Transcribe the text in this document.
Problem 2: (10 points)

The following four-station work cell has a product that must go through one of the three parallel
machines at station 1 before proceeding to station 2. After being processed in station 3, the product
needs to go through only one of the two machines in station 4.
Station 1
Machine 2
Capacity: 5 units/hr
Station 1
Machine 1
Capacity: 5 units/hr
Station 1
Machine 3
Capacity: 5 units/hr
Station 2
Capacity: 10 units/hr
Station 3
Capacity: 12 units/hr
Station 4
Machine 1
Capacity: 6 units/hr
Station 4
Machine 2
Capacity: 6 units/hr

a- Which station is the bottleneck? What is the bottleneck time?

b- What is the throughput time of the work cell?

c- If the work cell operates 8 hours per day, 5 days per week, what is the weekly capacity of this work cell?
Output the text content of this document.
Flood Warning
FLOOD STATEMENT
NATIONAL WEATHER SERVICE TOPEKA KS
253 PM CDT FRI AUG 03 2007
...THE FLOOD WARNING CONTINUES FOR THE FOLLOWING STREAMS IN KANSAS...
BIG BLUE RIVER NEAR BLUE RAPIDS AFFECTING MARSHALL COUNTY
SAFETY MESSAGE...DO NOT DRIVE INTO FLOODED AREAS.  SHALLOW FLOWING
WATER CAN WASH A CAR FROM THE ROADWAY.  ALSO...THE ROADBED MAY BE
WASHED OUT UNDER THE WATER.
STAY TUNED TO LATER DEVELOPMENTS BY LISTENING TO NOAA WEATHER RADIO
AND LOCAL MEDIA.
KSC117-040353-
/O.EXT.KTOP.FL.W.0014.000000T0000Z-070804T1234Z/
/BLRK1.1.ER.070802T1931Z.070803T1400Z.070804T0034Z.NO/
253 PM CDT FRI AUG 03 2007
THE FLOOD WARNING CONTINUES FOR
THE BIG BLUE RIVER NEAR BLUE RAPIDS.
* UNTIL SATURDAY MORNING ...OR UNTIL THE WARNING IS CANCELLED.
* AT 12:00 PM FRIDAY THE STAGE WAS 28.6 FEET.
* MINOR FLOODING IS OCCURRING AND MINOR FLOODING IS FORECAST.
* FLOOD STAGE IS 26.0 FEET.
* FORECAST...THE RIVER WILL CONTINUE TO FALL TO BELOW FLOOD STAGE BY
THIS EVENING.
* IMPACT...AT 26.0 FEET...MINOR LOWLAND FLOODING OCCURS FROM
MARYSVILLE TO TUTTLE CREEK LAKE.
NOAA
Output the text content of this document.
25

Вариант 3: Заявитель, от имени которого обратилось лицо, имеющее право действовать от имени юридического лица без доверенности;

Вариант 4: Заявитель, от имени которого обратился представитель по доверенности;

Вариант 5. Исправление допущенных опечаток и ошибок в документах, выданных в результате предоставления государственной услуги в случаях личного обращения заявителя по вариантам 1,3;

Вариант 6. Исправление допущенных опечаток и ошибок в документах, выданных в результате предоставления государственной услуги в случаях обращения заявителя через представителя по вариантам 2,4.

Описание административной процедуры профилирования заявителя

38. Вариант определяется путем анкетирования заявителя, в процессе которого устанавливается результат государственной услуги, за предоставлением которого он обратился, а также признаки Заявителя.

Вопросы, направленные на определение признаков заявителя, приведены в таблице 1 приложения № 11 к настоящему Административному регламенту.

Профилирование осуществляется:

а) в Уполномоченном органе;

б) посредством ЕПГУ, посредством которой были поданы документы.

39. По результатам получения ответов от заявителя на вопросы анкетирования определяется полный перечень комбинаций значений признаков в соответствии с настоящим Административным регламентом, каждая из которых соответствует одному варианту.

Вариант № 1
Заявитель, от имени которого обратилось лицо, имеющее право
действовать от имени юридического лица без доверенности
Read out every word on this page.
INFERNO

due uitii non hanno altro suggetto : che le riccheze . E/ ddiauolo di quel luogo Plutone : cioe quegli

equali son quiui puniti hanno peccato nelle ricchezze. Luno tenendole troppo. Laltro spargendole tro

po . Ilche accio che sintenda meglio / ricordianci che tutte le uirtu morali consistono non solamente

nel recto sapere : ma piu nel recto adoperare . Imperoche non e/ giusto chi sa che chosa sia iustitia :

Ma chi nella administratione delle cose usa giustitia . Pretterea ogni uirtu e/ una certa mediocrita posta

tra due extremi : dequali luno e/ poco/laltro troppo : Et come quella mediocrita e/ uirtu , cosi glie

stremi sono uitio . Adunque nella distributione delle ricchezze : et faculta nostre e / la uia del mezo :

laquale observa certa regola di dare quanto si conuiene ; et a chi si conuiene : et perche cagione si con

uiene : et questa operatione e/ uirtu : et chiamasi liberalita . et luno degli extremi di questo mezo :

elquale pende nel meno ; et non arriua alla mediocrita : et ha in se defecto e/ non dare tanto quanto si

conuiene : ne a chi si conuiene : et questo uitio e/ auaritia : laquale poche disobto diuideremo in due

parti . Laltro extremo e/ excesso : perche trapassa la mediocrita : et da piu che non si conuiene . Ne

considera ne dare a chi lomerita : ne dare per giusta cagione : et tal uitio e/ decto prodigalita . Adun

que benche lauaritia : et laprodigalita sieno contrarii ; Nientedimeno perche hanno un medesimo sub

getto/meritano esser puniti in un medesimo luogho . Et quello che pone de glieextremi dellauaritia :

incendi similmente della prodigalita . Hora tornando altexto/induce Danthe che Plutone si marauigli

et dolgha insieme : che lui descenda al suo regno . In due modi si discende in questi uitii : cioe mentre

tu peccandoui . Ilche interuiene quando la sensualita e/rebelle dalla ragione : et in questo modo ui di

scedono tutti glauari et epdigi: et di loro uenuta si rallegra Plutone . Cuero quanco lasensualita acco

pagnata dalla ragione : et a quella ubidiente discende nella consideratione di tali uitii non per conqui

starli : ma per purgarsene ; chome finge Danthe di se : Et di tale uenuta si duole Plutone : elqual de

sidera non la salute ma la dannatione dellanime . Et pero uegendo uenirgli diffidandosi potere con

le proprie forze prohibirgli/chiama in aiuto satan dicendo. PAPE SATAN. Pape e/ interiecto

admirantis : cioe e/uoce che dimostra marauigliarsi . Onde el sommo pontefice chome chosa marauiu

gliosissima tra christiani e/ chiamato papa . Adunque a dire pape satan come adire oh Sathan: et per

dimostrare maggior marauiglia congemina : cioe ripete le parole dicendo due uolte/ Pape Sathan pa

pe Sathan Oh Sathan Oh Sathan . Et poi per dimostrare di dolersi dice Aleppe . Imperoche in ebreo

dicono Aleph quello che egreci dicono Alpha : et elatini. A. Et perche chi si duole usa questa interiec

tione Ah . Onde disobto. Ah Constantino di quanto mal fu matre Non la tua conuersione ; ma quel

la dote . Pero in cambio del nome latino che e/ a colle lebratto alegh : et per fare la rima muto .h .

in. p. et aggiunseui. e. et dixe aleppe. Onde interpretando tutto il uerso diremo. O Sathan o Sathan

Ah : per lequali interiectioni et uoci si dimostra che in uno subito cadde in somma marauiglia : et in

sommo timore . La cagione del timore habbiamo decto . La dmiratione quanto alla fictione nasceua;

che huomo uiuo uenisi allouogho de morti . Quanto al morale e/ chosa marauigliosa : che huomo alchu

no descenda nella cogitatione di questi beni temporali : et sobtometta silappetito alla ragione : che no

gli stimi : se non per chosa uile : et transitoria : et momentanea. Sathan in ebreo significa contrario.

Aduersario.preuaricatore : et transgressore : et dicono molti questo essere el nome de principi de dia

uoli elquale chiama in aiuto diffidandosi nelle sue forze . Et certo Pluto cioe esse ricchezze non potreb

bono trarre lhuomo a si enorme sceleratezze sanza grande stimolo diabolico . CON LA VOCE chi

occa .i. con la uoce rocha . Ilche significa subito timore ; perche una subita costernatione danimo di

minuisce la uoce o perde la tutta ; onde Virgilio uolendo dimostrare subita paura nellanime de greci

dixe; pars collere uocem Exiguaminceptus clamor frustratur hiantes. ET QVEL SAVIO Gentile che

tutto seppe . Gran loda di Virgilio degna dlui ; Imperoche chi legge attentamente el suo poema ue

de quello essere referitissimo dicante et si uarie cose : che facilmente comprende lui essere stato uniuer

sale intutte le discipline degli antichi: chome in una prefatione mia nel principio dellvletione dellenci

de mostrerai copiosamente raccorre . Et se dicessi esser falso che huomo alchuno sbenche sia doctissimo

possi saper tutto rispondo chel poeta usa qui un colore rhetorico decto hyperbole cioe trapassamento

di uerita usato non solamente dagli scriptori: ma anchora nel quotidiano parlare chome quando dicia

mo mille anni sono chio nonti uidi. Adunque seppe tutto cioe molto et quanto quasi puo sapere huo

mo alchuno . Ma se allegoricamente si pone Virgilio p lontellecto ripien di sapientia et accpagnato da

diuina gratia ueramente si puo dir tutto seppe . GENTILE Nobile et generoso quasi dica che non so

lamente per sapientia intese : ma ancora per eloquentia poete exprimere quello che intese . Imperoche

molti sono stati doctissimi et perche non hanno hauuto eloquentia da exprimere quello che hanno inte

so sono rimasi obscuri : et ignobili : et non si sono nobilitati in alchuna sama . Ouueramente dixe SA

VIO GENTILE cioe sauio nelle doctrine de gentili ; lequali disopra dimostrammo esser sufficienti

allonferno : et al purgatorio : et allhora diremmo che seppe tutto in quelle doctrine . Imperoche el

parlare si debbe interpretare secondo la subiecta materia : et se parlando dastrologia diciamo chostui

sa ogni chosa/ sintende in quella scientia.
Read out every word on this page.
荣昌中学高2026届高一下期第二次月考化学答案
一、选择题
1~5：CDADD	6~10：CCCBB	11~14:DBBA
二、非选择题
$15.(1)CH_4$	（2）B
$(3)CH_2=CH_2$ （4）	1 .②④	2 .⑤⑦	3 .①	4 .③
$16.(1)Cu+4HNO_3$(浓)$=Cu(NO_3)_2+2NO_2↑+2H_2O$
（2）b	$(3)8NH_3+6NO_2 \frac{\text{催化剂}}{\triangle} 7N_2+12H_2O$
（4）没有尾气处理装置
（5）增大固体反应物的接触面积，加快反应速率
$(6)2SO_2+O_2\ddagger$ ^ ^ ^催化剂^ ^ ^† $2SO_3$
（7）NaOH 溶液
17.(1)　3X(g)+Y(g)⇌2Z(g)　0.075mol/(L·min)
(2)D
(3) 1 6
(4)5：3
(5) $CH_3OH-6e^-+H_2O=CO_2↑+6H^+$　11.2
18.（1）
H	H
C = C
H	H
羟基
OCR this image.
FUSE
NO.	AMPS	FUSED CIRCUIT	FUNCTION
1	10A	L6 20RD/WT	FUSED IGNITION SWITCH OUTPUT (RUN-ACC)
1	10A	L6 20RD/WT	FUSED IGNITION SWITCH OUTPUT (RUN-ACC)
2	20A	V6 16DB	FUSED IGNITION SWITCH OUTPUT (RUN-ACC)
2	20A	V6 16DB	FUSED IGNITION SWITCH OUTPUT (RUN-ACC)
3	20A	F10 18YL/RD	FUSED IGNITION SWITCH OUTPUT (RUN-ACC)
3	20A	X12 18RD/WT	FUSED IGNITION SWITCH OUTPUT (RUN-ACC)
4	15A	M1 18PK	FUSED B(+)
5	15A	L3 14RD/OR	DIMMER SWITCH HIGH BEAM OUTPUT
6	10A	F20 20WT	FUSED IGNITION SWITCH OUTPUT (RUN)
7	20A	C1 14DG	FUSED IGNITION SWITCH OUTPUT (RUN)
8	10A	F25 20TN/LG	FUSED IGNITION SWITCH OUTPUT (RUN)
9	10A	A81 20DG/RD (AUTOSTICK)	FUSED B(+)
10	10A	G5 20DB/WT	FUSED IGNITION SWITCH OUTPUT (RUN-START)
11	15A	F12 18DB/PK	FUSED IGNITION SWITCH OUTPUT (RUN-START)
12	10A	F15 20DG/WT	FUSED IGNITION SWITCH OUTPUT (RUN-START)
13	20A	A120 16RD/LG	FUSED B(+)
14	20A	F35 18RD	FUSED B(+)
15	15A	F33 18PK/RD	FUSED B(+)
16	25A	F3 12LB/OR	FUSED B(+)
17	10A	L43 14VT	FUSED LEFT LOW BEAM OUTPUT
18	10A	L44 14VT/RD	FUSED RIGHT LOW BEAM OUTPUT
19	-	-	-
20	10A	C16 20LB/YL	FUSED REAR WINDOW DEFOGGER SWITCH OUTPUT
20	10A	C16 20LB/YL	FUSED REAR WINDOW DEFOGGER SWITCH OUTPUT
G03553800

----

▶ [What is asked]
Looking at the entries above, state how many lines contain "имени"; give the number alone.

▶ [Solved problem]
4